_DIRECTIVE_
Return every record verbatim.

_EXTRACTED ENTRIES_
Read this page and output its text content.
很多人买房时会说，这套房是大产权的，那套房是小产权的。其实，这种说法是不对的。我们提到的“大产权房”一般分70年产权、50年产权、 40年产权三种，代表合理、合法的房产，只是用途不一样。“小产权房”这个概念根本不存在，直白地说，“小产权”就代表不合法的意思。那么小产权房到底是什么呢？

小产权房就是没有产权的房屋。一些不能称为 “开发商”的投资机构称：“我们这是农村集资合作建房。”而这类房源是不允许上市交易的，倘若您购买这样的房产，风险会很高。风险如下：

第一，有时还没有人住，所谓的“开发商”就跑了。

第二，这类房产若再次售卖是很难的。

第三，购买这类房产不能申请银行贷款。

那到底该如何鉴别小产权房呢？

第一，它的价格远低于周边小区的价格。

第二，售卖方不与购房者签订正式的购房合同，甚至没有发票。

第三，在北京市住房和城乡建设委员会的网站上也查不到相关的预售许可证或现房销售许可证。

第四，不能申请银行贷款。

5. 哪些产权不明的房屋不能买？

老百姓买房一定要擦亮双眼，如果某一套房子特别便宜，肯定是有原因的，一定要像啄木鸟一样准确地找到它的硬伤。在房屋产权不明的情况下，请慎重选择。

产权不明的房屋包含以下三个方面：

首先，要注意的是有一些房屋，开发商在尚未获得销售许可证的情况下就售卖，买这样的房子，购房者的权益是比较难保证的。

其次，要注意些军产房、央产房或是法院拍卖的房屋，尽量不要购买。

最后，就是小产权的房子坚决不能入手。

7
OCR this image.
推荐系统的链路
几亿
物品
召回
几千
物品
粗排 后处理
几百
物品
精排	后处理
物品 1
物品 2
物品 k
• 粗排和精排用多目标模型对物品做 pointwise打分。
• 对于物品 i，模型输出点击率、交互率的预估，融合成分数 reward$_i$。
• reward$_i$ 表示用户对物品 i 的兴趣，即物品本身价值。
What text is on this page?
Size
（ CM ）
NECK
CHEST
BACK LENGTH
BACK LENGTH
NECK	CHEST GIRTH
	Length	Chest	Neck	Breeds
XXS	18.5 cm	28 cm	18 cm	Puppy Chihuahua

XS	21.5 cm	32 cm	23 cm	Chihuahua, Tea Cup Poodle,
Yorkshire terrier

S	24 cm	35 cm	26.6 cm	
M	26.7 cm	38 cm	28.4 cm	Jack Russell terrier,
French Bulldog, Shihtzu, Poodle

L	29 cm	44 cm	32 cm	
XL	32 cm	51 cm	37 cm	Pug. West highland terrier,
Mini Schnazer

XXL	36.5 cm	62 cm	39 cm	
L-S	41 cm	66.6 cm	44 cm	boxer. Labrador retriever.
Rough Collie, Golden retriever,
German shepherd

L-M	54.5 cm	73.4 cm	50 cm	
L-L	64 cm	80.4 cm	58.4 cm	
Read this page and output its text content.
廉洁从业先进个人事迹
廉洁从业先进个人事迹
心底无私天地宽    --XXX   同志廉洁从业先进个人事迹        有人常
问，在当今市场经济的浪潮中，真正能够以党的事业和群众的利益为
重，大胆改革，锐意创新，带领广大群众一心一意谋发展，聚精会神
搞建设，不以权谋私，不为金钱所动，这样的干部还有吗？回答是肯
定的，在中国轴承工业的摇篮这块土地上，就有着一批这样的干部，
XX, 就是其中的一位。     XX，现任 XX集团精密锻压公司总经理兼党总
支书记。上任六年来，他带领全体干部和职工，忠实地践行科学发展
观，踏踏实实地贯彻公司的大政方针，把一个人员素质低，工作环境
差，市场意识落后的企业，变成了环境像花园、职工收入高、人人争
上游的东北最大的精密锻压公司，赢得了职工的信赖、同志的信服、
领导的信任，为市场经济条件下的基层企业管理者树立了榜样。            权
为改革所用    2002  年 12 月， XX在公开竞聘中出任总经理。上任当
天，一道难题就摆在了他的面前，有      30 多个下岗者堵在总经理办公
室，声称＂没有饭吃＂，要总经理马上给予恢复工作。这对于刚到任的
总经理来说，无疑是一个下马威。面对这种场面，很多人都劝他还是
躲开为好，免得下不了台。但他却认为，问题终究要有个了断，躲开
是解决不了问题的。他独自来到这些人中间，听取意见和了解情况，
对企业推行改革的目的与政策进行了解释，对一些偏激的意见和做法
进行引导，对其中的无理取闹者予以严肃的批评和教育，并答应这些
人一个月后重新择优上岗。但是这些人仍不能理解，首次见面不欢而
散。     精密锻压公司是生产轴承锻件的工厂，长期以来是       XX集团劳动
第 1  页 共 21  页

_RESPONSE_
Read this page and output its text content.
很多人买房时会说，这套房是大产权的，那套房是小产权的。其实，这种说法是不对的。我们提到的“大产权房”一般分70年产权、50年产权、 40年产权三种，代表合理、合法的房产，只是用途不一样。“小产权房”这个概念根本不存在，直白地说，“小产权”就代表不合法的意思。那么小产权房到底是什么呢？

小产权房就是没有产权的房屋。一些不能称为 “开发商”的投资机构称：“我们这是农村集资合作建房。”而这类房源是不允许上市交易的，倘若您购买这样的房产，风险会很高。风险如下：

第一，有时还没有人住，所谓的“开发商”就跑了。

第二，这类房产若再次售卖是很难的。

第三，购买这类房产不能申请银行贷款。

那到底该如何鉴别小产权房呢？

第一，它的价格远低于周边小区的价格。

第二，售卖方不与购房者签订正式的购房合同，甚至没有发票。

第三，在北京市住房和城乡建设委员会的网站上也查不到相关的预售许可证或现房销售许可证。

第四，不能申请银行贷款。

5. 哪些产权不明的房屋不能买？

老百姓买房一定要擦亮双眼，如果某一套房子特别便宜，肯定是有原因的，一定要像啄木鸟一样准确地找到它的硬伤。在房屋产权不明的情况下，请慎重选择。

产权不明的房屋包含以下三个方面：

首先，要注意的是有一些房屋，开发商在尚未获得销售许可证的情况下就售卖，买这样的房子，购房者的权益是比较难保证的。

其次，要注意些军产房、央产房或是法院拍卖的房屋，尽量不要购买。

最后，就是小产权的房子坚决不能入手。

7
OCR this image.
推荐系统的链路
几亿
物品
召回
几千
物品
粗排 后处理
几百
物品
精排	后处理
物品 1
物品 2
物品 k
• 粗排和精排用多目标模型对物品做 pointwise打分。
• 对于物品 i，模型输出点击率、交互率的预估，融合成分数 reward$_i$。
• reward$_i$ 表示用户对物品 i 的兴趣，即物品本身价值。
What text is on this page?
Size
（ CM ）
NECK
CHEST
BACK LENGTH
BACK LENGTH
NECK	CHEST GIRTH
	Length	Chest	Neck	Breeds
XXS	18.5 cm	28 cm	18 cm	Puppy Chihuahua

XS	21.5 cm	32 cm	23 cm	Chihuahua, Tea Cup Poodle,
Yorkshire terrier

S	24 cm	35 cm	26.6 cm	
M	26.7 cm	38 cm	28.4 cm	Jack Russell terrier,
French Bulldog, Shihtzu, Poodle

L	29 cm	44 cm	32 cm	
XL	32 cm	51 cm	37 cm	Pug. West highland terrier,
Mini Schnazer

XXL	36.5 cm	62 cm	39 cm	
L-S	41 cm	66.6 cm	44 cm	boxer. Labrador retriever.
Rough Collie, Golden retriever,
German shepherd

L-M	54.5 cm	73.4 cm	50 cm	
L-L	64 cm	80.4 cm	58.4 cm	
Read this page and output its text content.
廉洁从业先进个人事迹
廉洁从业先进个人事迹
心底无私天地宽    --XXX   同志廉洁从业先进个人事迹        有人常
问，在当今市场经济的浪潮中，真正能够以党的事业和群众的利益为
重，大胆改革，锐意创新，带领广大群众一心一意谋发展，聚精会神
搞建设，不以权谋私，不为金钱所动，这样的干部还有吗？回答是肯
定的，在中国轴承工业的摇篮这块土地上，就有着一批这样的干部，
XX, 就是其中的一位。     XX，现任 XX集团精密锻压公司总经理兼党总
支书记。上任六年来，他带领全体干部和职工，忠实地践行科学发展
观，踏踏实实地贯彻公司的大政方针，把一个人员素质低，工作环境
差，市场意识落后的企业，变成了环境像花园、职工收入高、人人争
上游的东北最大的精密锻压公司，赢得了职工的信赖、同志的信服、
领导的信任，为市场经济条件下的基层企业管理者树立了榜样。            权
为改革所用    2002  年 12 月， XX在公开竞聘中出任总经理。上任当
天，一道难题就摆在了他的面前，有      30 多个下岗者堵在总经理办公
室，声称＂没有饭吃＂，要总经理马上给予恢复工作。这对于刚到任的
总经理来说，无疑是一个下马威。面对这种场面，很多人都劝他还是
躲开为好，免得下不了台。但他却认为，问题终究要有个了断，躲开
是解决不了问题的。他独自来到这些人中间，听取意见和了解情况，
对企业推行改革的目的与政策进行了解释，对一些偏激的意见和做法
进行引导，对其中的无理取闹者予以严肃的批评和教育，并答应这些
人一个月后重新择优上岗。但是这些人仍不能理解，首次见面不欢而
散。     精密锻压公司是生产轴承锻件的工厂，长期以来是       XX集团劳动
第 1  页 共 21  页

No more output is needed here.